* [EXERCISE PROMPT]
Select the lines that hold the word "into" and copy each one.

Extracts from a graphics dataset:
********************
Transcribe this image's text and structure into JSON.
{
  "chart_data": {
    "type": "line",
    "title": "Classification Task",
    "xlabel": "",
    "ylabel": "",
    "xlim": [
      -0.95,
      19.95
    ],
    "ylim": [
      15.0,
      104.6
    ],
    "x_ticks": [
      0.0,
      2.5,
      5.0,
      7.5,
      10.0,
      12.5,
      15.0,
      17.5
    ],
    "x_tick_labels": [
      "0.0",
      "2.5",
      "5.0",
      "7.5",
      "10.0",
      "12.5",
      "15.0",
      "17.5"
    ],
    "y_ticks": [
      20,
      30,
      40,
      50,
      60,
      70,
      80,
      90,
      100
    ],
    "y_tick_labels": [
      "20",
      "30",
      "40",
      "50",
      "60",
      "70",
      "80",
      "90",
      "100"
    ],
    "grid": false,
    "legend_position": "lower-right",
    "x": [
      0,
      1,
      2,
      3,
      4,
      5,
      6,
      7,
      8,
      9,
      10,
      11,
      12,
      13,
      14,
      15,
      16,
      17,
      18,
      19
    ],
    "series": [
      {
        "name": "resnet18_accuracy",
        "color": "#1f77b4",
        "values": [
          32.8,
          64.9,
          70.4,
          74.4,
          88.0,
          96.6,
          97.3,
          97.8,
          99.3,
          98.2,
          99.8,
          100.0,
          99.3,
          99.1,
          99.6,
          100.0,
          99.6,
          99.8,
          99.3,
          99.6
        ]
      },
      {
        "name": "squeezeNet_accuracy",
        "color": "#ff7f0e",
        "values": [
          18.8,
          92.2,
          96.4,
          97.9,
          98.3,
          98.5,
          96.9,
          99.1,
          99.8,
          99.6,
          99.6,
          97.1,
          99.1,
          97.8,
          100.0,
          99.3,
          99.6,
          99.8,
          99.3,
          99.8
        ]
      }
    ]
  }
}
********************
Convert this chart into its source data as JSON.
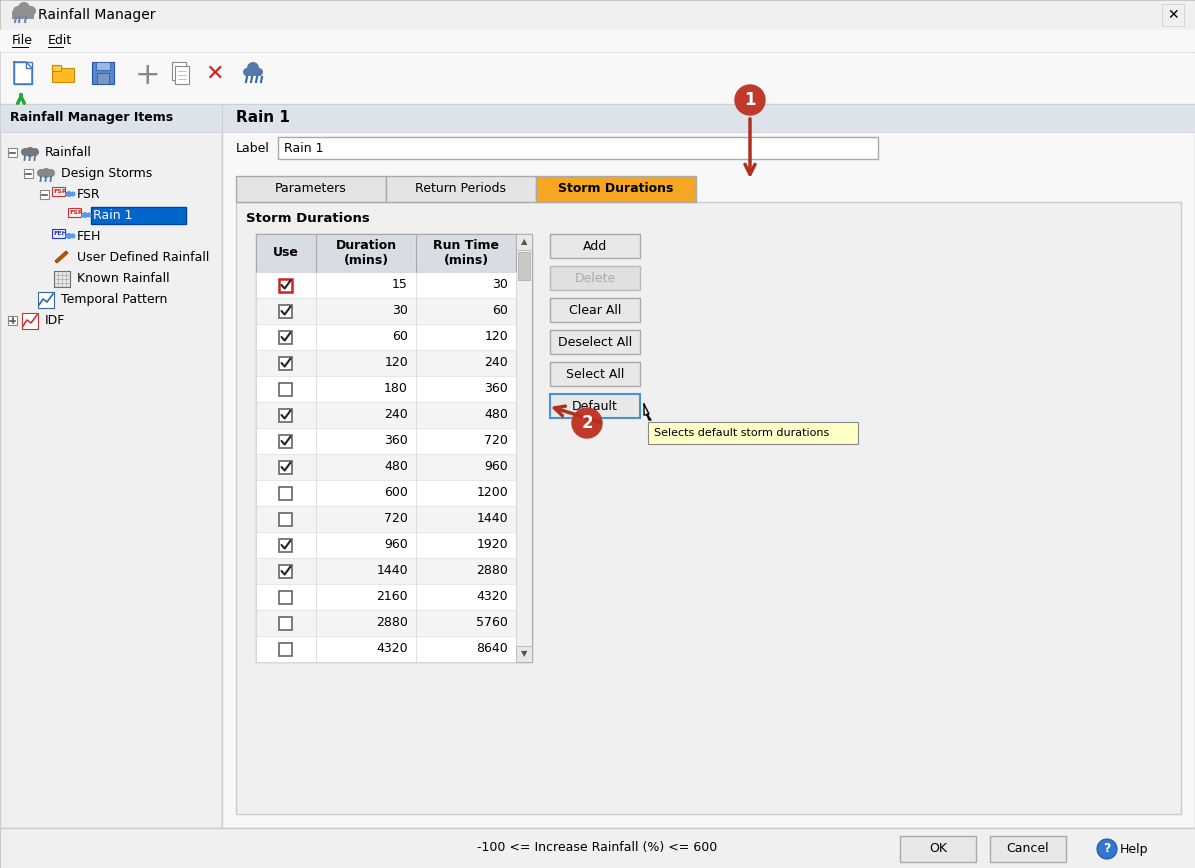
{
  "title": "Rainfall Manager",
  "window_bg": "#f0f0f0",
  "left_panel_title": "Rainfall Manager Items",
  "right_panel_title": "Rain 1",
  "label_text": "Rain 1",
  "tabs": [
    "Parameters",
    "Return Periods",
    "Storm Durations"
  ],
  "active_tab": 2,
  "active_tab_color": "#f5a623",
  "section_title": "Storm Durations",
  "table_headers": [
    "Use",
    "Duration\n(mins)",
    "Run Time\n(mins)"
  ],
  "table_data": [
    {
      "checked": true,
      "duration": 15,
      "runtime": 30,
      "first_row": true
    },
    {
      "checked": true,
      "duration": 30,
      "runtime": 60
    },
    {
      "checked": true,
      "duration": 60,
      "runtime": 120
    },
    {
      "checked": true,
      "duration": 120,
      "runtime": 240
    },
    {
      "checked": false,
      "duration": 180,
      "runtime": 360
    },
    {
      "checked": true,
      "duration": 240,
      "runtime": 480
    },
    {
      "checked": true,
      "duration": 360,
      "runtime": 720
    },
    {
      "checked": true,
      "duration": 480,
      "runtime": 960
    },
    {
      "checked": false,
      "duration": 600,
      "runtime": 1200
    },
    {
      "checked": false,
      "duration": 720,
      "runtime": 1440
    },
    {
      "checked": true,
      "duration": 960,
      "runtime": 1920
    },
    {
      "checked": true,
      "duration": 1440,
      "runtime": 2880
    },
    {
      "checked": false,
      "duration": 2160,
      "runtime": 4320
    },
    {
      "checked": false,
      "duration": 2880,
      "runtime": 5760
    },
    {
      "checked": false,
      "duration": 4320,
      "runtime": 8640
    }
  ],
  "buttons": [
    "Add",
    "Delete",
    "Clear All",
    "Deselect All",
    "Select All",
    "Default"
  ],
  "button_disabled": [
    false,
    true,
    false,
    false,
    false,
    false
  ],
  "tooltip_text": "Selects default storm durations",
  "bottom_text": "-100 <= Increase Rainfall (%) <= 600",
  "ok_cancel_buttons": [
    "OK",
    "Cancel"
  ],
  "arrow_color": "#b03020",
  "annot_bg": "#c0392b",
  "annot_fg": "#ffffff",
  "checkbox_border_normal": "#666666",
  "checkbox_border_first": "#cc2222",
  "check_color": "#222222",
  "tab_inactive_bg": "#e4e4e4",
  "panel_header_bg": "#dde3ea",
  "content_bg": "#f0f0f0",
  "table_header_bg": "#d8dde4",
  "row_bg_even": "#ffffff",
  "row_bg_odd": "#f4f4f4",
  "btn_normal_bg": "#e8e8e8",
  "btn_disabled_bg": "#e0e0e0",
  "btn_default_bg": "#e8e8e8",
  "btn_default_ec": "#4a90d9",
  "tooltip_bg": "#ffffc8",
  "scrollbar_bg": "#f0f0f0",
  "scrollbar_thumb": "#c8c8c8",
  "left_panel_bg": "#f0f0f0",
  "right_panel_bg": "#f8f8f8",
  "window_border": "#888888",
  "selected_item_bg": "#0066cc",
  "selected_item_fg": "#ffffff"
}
********************
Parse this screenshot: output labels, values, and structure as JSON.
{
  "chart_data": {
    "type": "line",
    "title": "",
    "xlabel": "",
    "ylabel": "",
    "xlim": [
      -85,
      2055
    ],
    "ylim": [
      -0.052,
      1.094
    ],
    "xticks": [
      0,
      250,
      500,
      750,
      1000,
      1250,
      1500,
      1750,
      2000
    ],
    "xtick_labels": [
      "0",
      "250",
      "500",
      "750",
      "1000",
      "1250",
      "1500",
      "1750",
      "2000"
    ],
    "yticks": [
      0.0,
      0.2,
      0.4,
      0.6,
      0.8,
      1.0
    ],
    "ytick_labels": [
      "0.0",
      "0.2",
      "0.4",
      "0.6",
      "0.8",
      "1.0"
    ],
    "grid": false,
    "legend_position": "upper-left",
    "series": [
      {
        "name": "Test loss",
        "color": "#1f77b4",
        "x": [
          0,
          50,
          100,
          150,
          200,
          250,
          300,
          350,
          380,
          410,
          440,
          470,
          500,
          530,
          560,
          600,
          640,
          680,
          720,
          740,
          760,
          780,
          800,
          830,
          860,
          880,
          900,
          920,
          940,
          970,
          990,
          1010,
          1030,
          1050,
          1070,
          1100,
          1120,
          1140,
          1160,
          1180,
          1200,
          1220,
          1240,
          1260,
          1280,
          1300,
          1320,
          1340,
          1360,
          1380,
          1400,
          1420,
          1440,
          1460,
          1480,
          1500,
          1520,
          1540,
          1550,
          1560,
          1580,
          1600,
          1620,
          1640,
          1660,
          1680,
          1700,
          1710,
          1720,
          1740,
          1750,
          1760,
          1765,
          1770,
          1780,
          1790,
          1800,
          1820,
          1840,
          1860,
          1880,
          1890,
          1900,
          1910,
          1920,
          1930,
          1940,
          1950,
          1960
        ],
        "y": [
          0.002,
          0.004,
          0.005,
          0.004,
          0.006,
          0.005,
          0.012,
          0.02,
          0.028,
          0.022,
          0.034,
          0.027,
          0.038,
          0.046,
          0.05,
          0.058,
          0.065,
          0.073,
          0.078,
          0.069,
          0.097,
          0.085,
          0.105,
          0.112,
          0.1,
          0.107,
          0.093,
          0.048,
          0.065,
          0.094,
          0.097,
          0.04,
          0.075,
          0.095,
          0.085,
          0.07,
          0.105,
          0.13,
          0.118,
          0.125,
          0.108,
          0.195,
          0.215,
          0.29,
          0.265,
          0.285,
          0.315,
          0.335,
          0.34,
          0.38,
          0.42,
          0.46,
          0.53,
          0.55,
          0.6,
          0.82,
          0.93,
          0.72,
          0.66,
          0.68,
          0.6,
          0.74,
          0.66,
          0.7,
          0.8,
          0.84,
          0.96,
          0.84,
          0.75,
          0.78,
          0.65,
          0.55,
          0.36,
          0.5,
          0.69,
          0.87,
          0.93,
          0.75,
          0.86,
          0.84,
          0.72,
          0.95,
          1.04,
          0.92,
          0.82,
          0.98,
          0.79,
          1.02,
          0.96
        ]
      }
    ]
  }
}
********************
* [CORRECT RESULT]
Transcribe this image's text and structure into JSON.
Convert this chart into its source data as JSON.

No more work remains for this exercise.